#### Aim of the exercise
Using the material that follows, identify and copy each line with the string "JSON".

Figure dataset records
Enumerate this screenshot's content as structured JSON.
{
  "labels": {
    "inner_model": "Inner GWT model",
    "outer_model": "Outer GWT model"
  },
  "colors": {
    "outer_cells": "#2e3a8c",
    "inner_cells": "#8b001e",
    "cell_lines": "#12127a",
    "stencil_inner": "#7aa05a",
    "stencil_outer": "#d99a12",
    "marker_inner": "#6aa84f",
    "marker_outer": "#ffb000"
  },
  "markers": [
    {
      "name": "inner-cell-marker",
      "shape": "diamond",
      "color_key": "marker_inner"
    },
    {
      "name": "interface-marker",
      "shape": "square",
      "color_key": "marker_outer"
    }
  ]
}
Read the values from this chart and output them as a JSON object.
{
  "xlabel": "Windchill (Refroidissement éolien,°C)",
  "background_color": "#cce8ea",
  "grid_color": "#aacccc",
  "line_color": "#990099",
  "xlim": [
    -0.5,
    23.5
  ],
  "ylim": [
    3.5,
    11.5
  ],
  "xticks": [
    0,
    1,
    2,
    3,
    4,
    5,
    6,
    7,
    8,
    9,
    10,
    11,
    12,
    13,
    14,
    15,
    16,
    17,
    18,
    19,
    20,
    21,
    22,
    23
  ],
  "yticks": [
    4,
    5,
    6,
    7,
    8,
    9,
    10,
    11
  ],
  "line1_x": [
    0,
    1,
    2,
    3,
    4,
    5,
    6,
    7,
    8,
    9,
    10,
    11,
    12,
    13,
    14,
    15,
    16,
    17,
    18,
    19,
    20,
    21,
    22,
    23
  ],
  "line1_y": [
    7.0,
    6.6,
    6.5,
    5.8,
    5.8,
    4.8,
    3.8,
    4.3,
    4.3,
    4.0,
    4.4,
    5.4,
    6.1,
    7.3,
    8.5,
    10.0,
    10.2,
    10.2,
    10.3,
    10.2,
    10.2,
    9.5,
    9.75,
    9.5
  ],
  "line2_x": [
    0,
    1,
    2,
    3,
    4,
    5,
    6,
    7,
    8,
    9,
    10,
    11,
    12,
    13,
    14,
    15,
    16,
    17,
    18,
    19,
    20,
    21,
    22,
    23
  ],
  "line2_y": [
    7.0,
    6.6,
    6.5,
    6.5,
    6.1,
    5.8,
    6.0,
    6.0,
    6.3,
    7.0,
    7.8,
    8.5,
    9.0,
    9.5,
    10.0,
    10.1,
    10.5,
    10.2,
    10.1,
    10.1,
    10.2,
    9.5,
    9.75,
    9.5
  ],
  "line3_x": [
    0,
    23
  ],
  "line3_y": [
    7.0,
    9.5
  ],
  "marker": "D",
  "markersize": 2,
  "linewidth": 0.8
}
* * *
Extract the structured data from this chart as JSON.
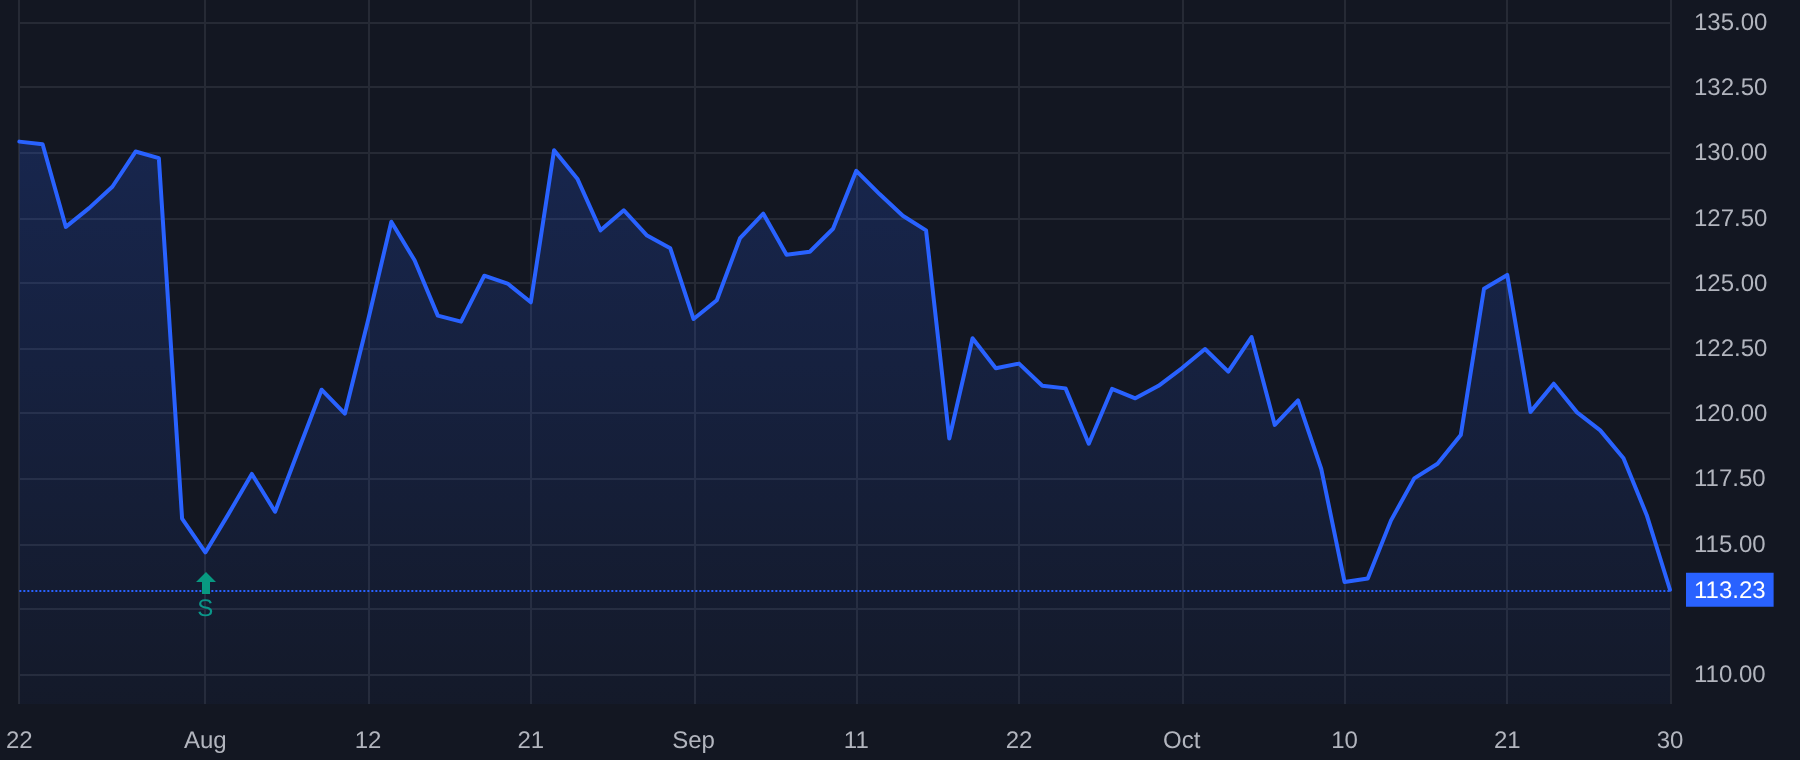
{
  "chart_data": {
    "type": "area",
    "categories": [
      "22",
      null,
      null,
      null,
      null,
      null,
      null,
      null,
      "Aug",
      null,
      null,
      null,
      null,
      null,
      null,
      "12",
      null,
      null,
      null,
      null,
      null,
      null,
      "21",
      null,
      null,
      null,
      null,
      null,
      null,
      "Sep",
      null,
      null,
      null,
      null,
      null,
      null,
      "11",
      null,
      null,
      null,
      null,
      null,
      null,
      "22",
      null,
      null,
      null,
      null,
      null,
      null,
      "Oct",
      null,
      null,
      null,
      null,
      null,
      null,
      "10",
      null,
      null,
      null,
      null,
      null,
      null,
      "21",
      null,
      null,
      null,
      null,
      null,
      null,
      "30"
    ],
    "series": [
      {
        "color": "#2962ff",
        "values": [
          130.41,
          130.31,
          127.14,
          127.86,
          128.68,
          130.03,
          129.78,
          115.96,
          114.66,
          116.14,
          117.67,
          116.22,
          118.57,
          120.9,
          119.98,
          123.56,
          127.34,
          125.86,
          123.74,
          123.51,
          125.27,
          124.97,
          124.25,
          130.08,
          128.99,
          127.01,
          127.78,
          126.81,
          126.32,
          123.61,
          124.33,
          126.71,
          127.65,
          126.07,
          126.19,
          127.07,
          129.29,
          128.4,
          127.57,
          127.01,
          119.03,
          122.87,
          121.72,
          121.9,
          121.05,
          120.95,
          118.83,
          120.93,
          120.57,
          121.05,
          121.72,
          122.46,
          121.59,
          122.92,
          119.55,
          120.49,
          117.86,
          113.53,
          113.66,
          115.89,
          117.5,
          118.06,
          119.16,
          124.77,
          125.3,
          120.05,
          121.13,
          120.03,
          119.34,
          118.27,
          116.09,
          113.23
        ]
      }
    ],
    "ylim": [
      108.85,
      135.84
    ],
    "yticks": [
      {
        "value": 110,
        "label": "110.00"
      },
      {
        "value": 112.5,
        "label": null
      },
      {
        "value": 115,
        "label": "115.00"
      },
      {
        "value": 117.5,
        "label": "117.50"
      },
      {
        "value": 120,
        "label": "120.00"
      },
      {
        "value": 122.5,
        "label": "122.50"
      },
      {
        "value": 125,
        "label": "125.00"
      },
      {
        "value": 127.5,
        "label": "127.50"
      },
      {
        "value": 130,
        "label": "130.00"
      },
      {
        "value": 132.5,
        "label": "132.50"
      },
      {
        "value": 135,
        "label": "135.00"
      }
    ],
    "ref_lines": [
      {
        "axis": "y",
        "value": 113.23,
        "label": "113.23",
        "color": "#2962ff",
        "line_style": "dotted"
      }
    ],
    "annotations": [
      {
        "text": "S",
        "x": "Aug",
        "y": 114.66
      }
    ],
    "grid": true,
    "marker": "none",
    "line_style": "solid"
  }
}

#### Result of the task
Enumerate this screenshot's content as structured JSON.
Read the values from this chart and output them as a JSON object.
Extract the structured data from this chart as JSON.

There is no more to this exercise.